▸ Work required: From the listing below, tally the lines that include "JSON". Return only the total.

Structured figure records

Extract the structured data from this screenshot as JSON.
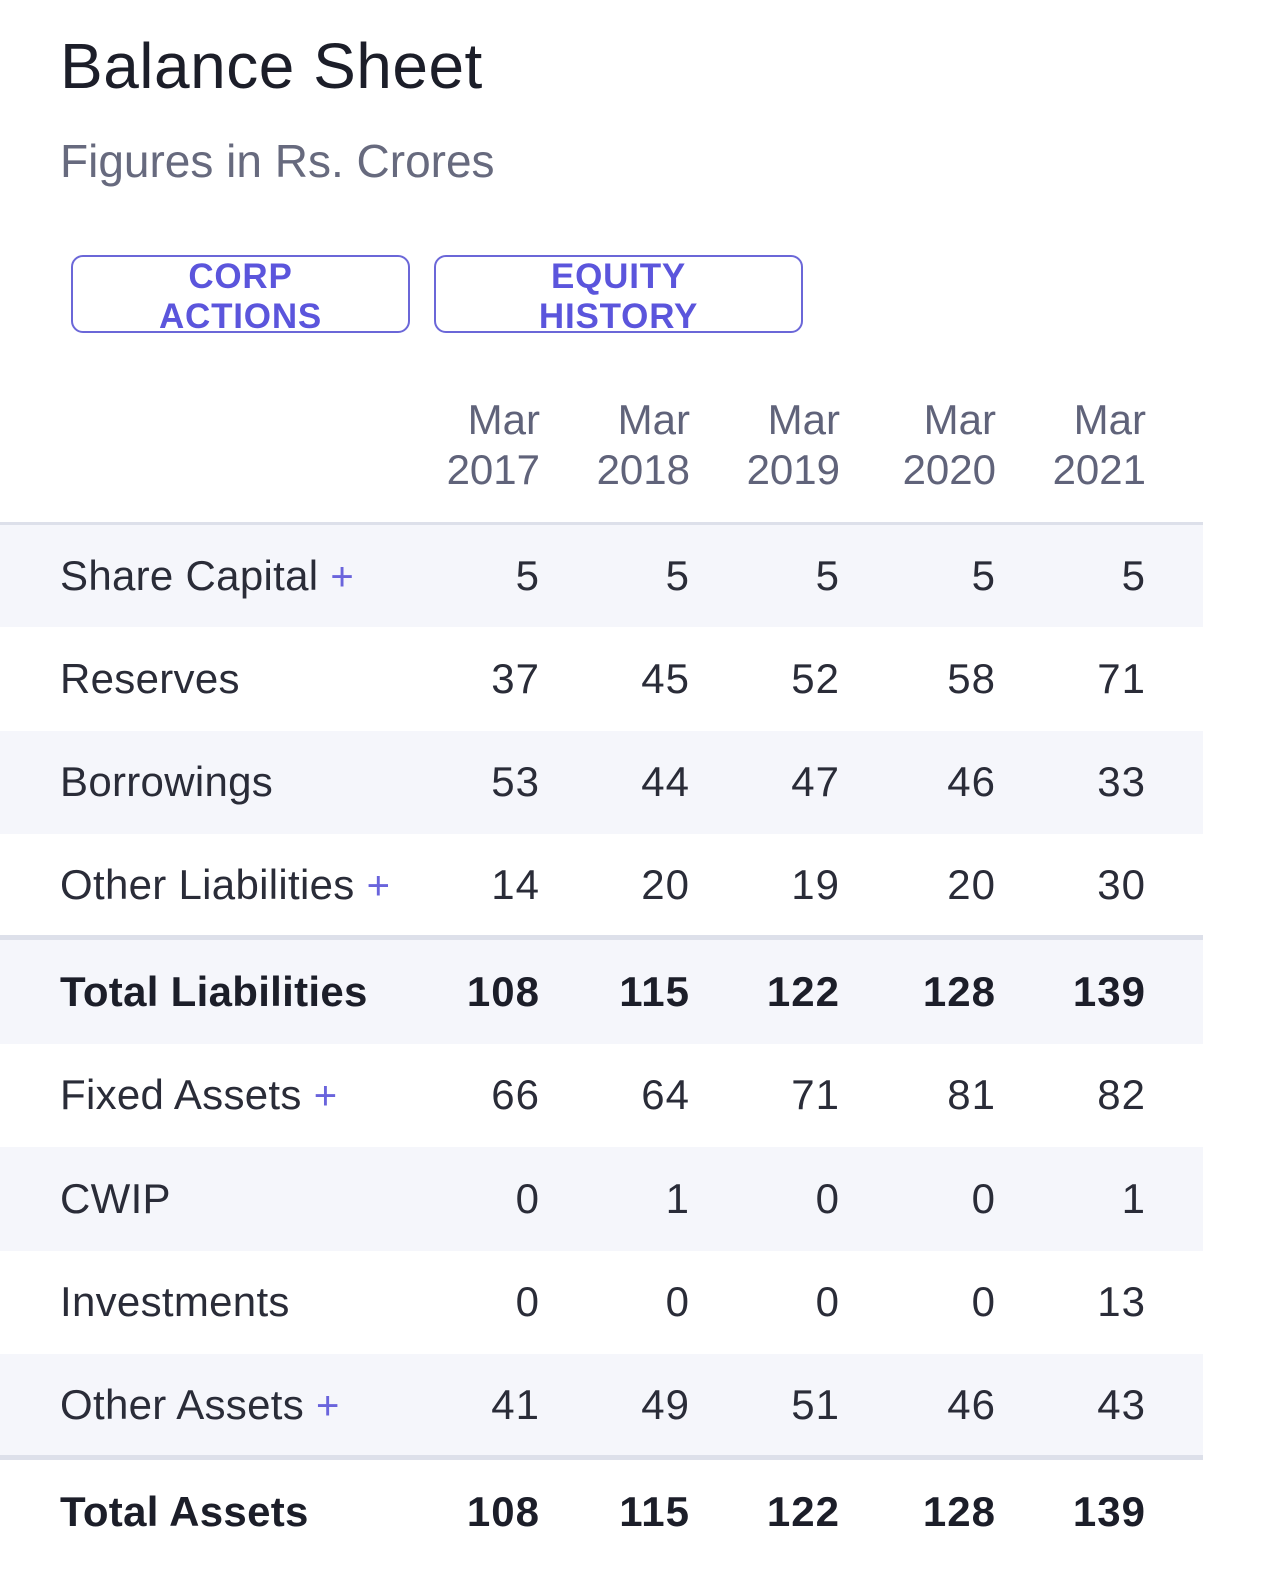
{
  "header": {
    "title": "Balance Sheet",
    "subtitle": "Figures in Rs. Crores"
  },
  "actions": {
    "corp_actions": "CORP ACTIONS",
    "equity_history": "EQUITY HISTORY"
  },
  "columns": [
    {
      "month": "Mar",
      "year": "2017"
    },
    {
      "month": "Mar",
      "year": "2018"
    },
    {
      "month": "Mar",
      "year": "2019"
    },
    {
      "month": "Mar",
      "year": "2020"
    },
    {
      "month": "Mar",
      "year": "2021"
    }
  ],
  "rows": [
    {
      "label": "Share Capital",
      "expand": "+",
      "values": [
        "5",
        "5",
        "5",
        "5",
        "5"
      ]
    },
    {
      "label": "Reserves",
      "values": [
        "37",
        "45",
        "52",
        "58",
        "71"
      ]
    },
    {
      "label": "Borrowings",
      "values": [
        "53",
        "44",
        "47",
        "46",
        "33"
      ]
    },
    {
      "label": "Other Liabilities",
      "expand": "+",
      "values": [
        "14",
        "20",
        "19",
        "20",
        "30"
      ]
    },
    {
      "label": "Total Liabilities",
      "values": [
        "108",
        "115",
        "122",
        "128",
        "139"
      ]
    },
    {
      "label": "Fixed Assets",
      "expand": "+",
      "values": [
        "66",
        "64",
        "71",
        "81",
        "82"
      ]
    },
    {
      "label": "CWIP",
      "values": [
        "0",
        "1",
        "0",
        "0",
        "1"
      ]
    },
    {
      "label": "Investments",
      "values": [
        "0",
        "0",
        "0",
        "0",
        "13"
      ]
    },
    {
      "label": "Other Assets",
      "expand": "+",
      "values": [
        "41",
        "49",
        "51",
        "46",
        "43"
      ]
    },
    {
      "label": "Total Assets",
      "values": [
        "108",
        "115",
        "122",
        "128",
        "139"
      ]
    }
  ]
}
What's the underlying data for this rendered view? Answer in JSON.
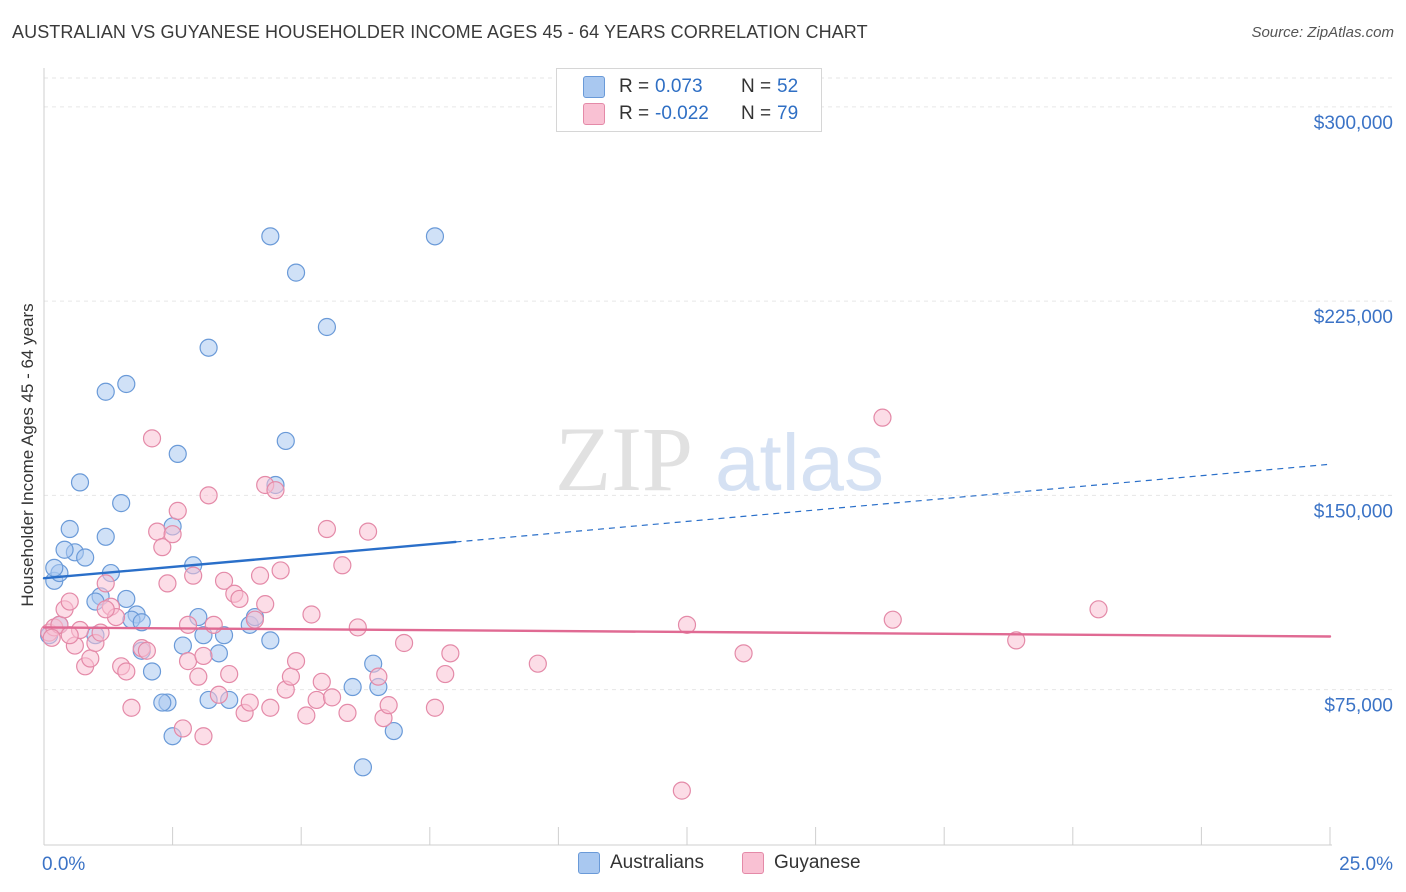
{
  "title": "AUSTRALIAN VS GUYANESE HOUSEHOLDER INCOME AGES 45 - 64 YEARS CORRELATION CHART",
  "source": "Source: ZipAtlas.com",
  "watermark": {
    "zip": "ZIP",
    "atlas": "atlas"
  },
  "legend": {
    "rows": [
      {
        "r_label": "R =",
        "r_value": "0.073",
        "n_label": "N =",
        "n_value": "52",
        "color": "#a9c8f0",
        "border": "#6a9ad8"
      },
      {
        "r_label": "R =",
        "r_value": "-0.022",
        "n_label": "N =",
        "n_value": "79",
        "color": "#f9c1d3",
        "border": "#e48aa8"
      }
    ]
  },
  "bottom_legend": [
    {
      "label": "Australians",
      "color": "#a9c8f0",
      "border": "#6a9ad8"
    },
    {
      "label": "Guyanese",
      "color": "#f9c1d3",
      "border": "#e48aa8"
    }
  ],
  "chart_data": {
    "type": "scatter",
    "title": "AUSTRALIAN VS GUYANESE HOUSEHOLDER INCOME AGES 45 - 64 YEARS CORRELATION CHART",
    "xlabel": "",
    "ylabel": "Householder Income Ages 45 - 64 years",
    "xlim": [
      0,
      25
    ],
    "ylim": [
      15000,
      315000
    ],
    "x_tick_labels": [
      {
        "value": 0,
        "label": "0.0%"
      },
      {
        "value": 25,
        "label": "25.0%"
      }
    ],
    "y_ticks": [
      {
        "value": 75000,
        "label": "$75,000"
      },
      {
        "value": 150000,
        "label": "$150,000"
      },
      {
        "value": 225000,
        "label": "$225,000"
      },
      {
        "value": 300000,
        "label": "$300,000"
      }
    ],
    "grid": true,
    "series": [
      {
        "name": "Australians",
        "color": "#a9c8f0",
        "stroke": "#6a9ad8",
        "trend_color": "#2a6fc9",
        "trend": {
          "x0": 0,
          "y0": 118000,
          "x1": 8.0,
          "y1": 132000,
          "x_dash_end": 25,
          "y_dash_end": 162000
        },
        "points": [
          [
            0.2,
            117000
          ],
          [
            0.3,
            120000
          ],
          [
            0.5,
            137000
          ],
          [
            0.6,
            128000
          ],
          [
            0.8,
            126000
          ],
          [
            0.7,
            155000
          ],
          [
            0.4,
            129000
          ],
          [
            1.2,
            134000
          ],
          [
            1.1,
            111000
          ],
          [
            1.0,
            109000
          ],
          [
            1.3,
            120000
          ],
          [
            1.5,
            147000
          ],
          [
            1.8,
            104000
          ],
          [
            1.7,
            102000
          ],
          [
            1.6,
            110000
          ],
          [
            1.2,
            190000
          ],
          [
            1.6,
            193000
          ],
          [
            2.6,
            166000
          ],
          [
            2.5,
            138000
          ],
          [
            2.9,
            123000
          ],
          [
            3.0,
            103000
          ],
          [
            2.7,
            92000
          ],
          [
            3.1,
            96000
          ],
          [
            3.4,
            89000
          ],
          [
            3.5,
            96000
          ],
          [
            3.2,
            71000
          ],
          [
            3.6,
            71000
          ],
          [
            2.4,
            70000
          ],
          [
            2.3,
            70000
          ],
          [
            2.5,
            57000
          ],
          [
            2.1,
            82000
          ],
          [
            1.9,
            101000
          ],
          [
            4.0,
            100000
          ],
          [
            4.1,
            103000
          ],
          [
            4.4,
            94000
          ],
          [
            4.5,
            154000
          ],
          [
            4.7,
            171000
          ],
          [
            4.4,
            250000
          ],
          [
            4.9,
            236000
          ],
          [
            3.2,
            207000
          ],
          [
            5.5,
            215000
          ],
          [
            6.0,
            76000
          ],
          [
            6.4,
            85000
          ],
          [
            6.5,
            76000
          ],
          [
            6.8,
            59000
          ],
          [
            6.2,
            45000
          ],
          [
            7.6,
            250000
          ],
          [
            0.2,
            122000
          ],
          [
            0.3,
            100000
          ],
          [
            1.0,
            96000
          ],
          [
            1.9,
            90000
          ],
          [
            0.1,
            96000
          ]
        ]
      },
      {
        "name": "Guyanese",
        "color": "#f9c1d3",
        "stroke": "#e48aa8",
        "trend_color": "#e06a93",
        "trend": {
          "x0": 0,
          "y0": 99000,
          "x1": 25,
          "y1": 95500
        },
        "points": [
          [
            0.1,
            97000
          ],
          [
            0.2,
            99000
          ],
          [
            0.3,
            100000
          ],
          [
            0.4,
            106000
          ],
          [
            0.5,
            109000
          ],
          [
            0.6,
            92000
          ],
          [
            0.7,
            98000
          ],
          [
            0.8,
            84000
          ],
          [
            0.9,
            87000
          ],
          [
            1.0,
            93000
          ],
          [
            1.1,
            97000
          ],
          [
            1.2,
            116000
          ],
          [
            1.3,
            107000
          ],
          [
            1.4,
            103000
          ],
          [
            1.5,
            84000
          ],
          [
            1.6,
            82000
          ],
          [
            1.7,
            68000
          ],
          [
            1.9,
            91000
          ],
          [
            2.0,
            90000
          ],
          [
            2.1,
            172000
          ],
          [
            2.2,
            136000
          ],
          [
            2.3,
            130000
          ],
          [
            2.4,
            116000
          ],
          [
            2.5,
            135000
          ],
          [
            2.6,
            144000
          ],
          [
            2.7,
            60000
          ],
          [
            2.8,
            86000
          ],
          [
            2.9,
            119000
          ],
          [
            3.0,
            80000
          ],
          [
            3.1,
            57000
          ],
          [
            3.2,
            150000
          ],
          [
            3.3,
            100000
          ],
          [
            3.4,
            73000
          ],
          [
            3.5,
            117000
          ],
          [
            3.6,
            81000
          ],
          [
            3.7,
            112000
          ],
          [
            3.8,
            110000
          ],
          [
            3.9,
            66000
          ],
          [
            4.0,
            70000
          ],
          [
            4.1,
            102000
          ],
          [
            4.2,
            119000
          ],
          [
            4.3,
            154000
          ],
          [
            4.4,
            68000
          ],
          [
            4.5,
            152000
          ],
          [
            4.6,
            121000
          ],
          [
            4.7,
            75000
          ],
          [
            4.8,
            80000
          ],
          [
            4.9,
            86000
          ],
          [
            5.2,
            104000
          ],
          [
            5.3,
            71000
          ],
          [
            5.4,
            78000
          ],
          [
            5.5,
            137000
          ],
          [
            5.6,
            72000
          ],
          [
            5.8,
            123000
          ],
          [
            5.9,
            66000
          ],
          [
            6.1,
            99000
          ],
          [
            6.3,
            136000
          ],
          [
            6.5,
            80000
          ],
          [
            6.6,
            64000
          ],
          [
            6.7,
            69000
          ],
          [
            7.0,
            93000
          ],
          [
            7.6,
            68000
          ],
          [
            7.8,
            81000
          ],
          [
            7.9,
            89000
          ],
          [
            9.6,
            85000
          ],
          [
            12.5,
            100000
          ],
          [
            12.4,
            36000
          ],
          [
            13.6,
            89000
          ],
          [
            16.3,
            180000
          ],
          [
            16.5,
            102000
          ],
          [
            18.9,
            94000
          ],
          [
            20.5,
            106000
          ],
          [
            0.15,
            95000
          ],
          [
            0.5,
            96000
          ],
          [
            1.2,
            106000
          ],
          [
            2.8,
            100000
          ],
          [
            4.3,
            108000
          ],
          [
            5.1,
            65000
          ],
          [
            3.1,
            88000
          ]
        ]
      }
    ]
  }
}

▸ Answer to the exercise: 2